__Task details__:
The listing below is to be output in its exact form.

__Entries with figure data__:

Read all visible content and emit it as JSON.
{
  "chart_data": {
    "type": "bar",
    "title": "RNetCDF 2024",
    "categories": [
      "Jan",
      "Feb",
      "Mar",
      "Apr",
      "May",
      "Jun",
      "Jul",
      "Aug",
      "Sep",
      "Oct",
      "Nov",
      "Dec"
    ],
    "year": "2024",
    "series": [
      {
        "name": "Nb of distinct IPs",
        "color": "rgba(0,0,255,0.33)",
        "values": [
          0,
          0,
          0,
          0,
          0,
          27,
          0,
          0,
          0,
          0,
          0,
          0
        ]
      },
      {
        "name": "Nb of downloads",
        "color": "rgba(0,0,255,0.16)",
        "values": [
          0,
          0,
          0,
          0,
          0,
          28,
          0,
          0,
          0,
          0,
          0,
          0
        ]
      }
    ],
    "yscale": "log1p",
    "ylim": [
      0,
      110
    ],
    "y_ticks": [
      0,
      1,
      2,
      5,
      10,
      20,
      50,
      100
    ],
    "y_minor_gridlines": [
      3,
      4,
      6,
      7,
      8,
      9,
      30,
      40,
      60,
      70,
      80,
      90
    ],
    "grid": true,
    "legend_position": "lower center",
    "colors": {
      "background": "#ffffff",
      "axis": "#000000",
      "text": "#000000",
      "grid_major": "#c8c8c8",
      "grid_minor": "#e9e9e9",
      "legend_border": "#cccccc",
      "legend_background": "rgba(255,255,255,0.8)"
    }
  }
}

__Answer__:
Read all visible content and emit it as JSON.
{
  "chart_data": {
    "type": "bar",
    "title": "RNetCDF 2024",
    "categories": [
      "Jan",
      "Feb",
      "Mar",
      "Apr",
      "May",
      "Jun",
      "Jul",
      "Aug",
      "Sep",
      "Oct",
      "Nov",
      "Dec"
    ],
    "year": "2024",
    "series": [
      {
        "name": "Nb of distinct IPs",
        "color": "rgba(0,0,255,0.33)",
        "values": [
          0,
          0,
          0,
          0,
          0,
          27,
          0,
          0,
          0,
          0,
          0,
          0
        ]
      },
      {
        "name": "Nb of downloads",
        "color": "rgba(0,0,255,0.16)",
        "values": [
          0,
          0,
          0,
          0,
          0,
          28,
          0,
          0,
          0,
          0,
          0,
          0
        ]
      }
    ],
    "yscale": "log1p",
    "ylim": [
      0,
      110
    ],
    "y_ticks": [
      0,
      1,
      2,
      5,
      10,
      20,
      50,
      100
    ],
    "y_minor_gridlines": [
      3,
      4,
      6,
      7,
      8,
      9,
      30,
      40,
      60,
      70,
      80,
      90
    ],
    "grid": true,
    "legend_position": "lower center",
    "colors": {
      "background": "#ffffff",
      "axis": "#000000",
      "text": "#000000",
      "grid_major": "#c8c8c8",
      "grid_minor": "#e9e9e9",
      "legend_border": "#cccccc",
      "legend_background": "rgba(255,255,255,0.8)"
    }
  }
}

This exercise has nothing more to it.